»»

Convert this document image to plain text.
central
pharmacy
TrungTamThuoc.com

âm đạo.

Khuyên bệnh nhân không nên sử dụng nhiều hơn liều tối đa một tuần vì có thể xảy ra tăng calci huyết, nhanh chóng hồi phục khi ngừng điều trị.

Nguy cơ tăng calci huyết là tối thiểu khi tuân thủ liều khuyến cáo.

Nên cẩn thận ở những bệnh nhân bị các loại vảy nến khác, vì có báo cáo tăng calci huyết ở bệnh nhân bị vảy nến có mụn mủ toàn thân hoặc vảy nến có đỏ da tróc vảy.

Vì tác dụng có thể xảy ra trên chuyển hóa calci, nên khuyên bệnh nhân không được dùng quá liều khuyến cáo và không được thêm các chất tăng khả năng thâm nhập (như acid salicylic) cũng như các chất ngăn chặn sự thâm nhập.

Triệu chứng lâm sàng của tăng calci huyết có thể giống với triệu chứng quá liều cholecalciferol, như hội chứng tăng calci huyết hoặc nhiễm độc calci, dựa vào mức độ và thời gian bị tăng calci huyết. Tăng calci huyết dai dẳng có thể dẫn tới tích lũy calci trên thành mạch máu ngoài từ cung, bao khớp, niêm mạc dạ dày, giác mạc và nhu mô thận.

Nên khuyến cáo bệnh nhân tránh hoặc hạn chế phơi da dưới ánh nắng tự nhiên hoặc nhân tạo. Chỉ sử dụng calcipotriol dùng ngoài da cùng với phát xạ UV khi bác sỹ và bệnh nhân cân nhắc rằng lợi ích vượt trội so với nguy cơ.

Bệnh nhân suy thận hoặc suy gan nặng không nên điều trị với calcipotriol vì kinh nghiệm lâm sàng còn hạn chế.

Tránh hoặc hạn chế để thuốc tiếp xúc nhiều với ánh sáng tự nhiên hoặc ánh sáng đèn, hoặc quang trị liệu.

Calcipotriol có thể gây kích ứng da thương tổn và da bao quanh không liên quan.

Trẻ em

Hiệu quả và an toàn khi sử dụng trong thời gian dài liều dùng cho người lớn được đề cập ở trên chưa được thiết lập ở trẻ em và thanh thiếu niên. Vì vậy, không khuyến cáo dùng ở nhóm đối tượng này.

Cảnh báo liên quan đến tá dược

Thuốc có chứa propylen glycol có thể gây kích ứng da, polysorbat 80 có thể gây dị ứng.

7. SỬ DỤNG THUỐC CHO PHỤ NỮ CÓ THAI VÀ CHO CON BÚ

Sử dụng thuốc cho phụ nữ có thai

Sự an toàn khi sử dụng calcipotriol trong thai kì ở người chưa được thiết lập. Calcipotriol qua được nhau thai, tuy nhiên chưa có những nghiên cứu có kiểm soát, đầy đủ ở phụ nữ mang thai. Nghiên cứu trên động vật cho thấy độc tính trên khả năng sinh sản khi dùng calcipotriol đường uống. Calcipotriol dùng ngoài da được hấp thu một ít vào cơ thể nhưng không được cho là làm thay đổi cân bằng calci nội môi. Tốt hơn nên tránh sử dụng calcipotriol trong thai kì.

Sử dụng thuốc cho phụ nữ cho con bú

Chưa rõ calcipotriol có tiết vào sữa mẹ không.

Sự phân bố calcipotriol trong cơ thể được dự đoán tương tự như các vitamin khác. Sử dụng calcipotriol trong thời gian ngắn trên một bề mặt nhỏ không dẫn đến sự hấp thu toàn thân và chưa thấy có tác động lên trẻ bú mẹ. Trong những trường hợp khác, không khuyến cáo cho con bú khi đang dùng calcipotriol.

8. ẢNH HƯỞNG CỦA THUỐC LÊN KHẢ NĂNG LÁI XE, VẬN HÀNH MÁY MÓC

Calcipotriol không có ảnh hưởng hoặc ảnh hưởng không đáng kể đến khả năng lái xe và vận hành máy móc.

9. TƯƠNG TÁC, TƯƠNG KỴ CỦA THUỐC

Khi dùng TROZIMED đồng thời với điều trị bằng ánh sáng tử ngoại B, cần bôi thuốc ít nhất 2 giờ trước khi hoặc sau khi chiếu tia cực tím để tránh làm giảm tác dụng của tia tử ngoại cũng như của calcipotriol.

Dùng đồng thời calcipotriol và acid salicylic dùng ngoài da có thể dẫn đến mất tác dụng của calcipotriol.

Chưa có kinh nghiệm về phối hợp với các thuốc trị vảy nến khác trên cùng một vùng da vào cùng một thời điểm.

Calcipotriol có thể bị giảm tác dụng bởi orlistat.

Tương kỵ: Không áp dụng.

««

== Goal ==
Every line of the listing that holds "cũng" should be found and copied.

== Exercise answer ==
Vì tác dụng có thể xảy ra trên chuyển hóa calci, nên khuyên bệnh nhân không được dùng quá liều khuyến cáo và không được thêm các chất tăng khả năng thâm nhập (như acid salicylic) cũng như các chất ngăn chặn sự thâm nhập.
Khi dùng TROZIMED đồng thời với điều trị bằng ánh sáng tử ngoại B, cần bôi thuốc ít nhất 2 giờ trước khi hoặc sau khi chiếu tia cực tím để tránh làm giảm tác dụng của tia tử ngoại cũng như của calcipotriol.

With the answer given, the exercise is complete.